→ **What is required**
Reproduce the records below exactly as they appear.

(Dataset items)
• • • •

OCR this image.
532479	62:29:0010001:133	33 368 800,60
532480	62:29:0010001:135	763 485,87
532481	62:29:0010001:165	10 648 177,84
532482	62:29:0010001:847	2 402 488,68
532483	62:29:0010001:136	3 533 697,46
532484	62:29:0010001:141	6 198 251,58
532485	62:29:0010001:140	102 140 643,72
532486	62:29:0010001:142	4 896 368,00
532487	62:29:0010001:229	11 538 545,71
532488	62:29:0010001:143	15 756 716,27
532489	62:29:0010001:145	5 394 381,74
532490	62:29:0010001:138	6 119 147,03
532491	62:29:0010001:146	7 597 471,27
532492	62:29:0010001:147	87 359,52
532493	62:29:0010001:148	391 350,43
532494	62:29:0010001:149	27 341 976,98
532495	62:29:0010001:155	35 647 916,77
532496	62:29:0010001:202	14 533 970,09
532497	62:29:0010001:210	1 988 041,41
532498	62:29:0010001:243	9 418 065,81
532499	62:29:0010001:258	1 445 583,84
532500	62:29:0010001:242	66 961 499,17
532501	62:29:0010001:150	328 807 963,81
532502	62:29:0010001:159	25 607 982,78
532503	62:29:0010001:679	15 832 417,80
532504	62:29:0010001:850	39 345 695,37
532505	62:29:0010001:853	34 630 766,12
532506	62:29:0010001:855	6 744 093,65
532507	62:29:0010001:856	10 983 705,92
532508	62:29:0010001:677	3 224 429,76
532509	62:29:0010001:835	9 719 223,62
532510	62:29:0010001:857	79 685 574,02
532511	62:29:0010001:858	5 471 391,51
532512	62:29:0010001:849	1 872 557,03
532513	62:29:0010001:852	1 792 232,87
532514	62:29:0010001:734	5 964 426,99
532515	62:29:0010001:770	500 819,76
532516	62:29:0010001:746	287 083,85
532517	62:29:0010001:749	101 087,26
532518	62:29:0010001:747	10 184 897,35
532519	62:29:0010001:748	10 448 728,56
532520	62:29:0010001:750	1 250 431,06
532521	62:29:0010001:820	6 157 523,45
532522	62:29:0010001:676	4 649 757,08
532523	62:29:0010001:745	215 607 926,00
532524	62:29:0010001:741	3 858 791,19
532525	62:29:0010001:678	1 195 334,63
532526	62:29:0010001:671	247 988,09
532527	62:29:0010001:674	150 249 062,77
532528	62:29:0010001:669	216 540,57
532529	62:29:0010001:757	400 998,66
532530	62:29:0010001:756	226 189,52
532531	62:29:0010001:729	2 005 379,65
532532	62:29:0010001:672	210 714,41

• • • •

→ **Response to this task**
OCR this image.
532479	62:29:0010001:133	33 368 800,60
532480	62:29:0010001:135	763 485,87
532481	62:29:0010001:165	10 648 177,84
532482	62:29:0010001:847	2 402 488,68
532483	62:29:0010001:136	3 533 697,46
532484	62:29:0010001:141	6 198 251,58
532485	62:29:0010001:140	102 140 643,72
532486	62:29:0010001:142	4 896 368,00
532487	62:29:0010001:229	11 538 545,71
532488	62:29:0010001:143	15 756 716,27
532489	62:29:0010001:145	5 394 381,74
532490	62:29:0010001:138	6 119 147,03
532491	62:29:0010001:146	7 597 471,27
532492	62:29:0010001:147	87 359,52
532493	62:29:0010001:148	391 350,43
532494	62:29:0010001:149	27 341 976,98
532495	62:29:0010001:155	35 647 916,77
532496	62:29:0010001:202	14 533 970,09
532497	62:29:0010001:210	1 988 041,41
532498	62:29:0010001:243	9 418 065,81
532499	62:29:0010001:258	1 445 583,84
532500	62:29:0010001:242	66 961 499,17
532501	62:29:0010001:150	328 807 963,81
532502	62:29:0010001:159	25 607 982,78
532503	62:29:0010001:679	15 832 417,80
532504	62:29:0010001:850	39 345 695,37
532505	62:29:0010001:853	34 630 766,12
532506	62:29:0010001:855	6 744 093,65
532507	62:29:0010001:856	10 983 705,92
532508	62:29:0010001:677	3 224 429,76
532509	62:29:0010001:835	9 719 223,62
532510	62:29:0010001:857	79 685 574,02
532511	62:29:0010001:858	5 471 391,51
532512	62:29:0010001:849	1 872 557,03
532513	62:29:0010001:852	1 792 232,87
532514	62:29:0010001:734	5 964 426,99
532515	62:29:0010001:770	500 819,76
532516	62:29:0010001:746	287 083,85
532517	62:29:0010001:749	101 087,26
532518	62:29:0010001:747	10 184 897,35
532519	62:29:0010001:748	10 448 728,56
532520	62:29:0010001:750	1 250 431,06
532521	62:29:0010001:820	6 157 523,45
532522	62:29:0010001:676	4 649 757,08
532523	62:29:0010001:745	215 607 926,00
532524	62:29:0010001:741	3 858 791,19
532525	62:29:0010001:678	1 195 334,63
532526	62:29:0010001:671	247 988,09
532527	62:29:0010001:674	150 249 062,77
532528	62:29:0010001:669	216 540,57
532529	62:29:0010001:757	400 998,66
532530	62:29:0010001:756	226 189,52
532531	62:29:0010001:729	2 005 379,65
532532	62:29:0010001:672	210 714,41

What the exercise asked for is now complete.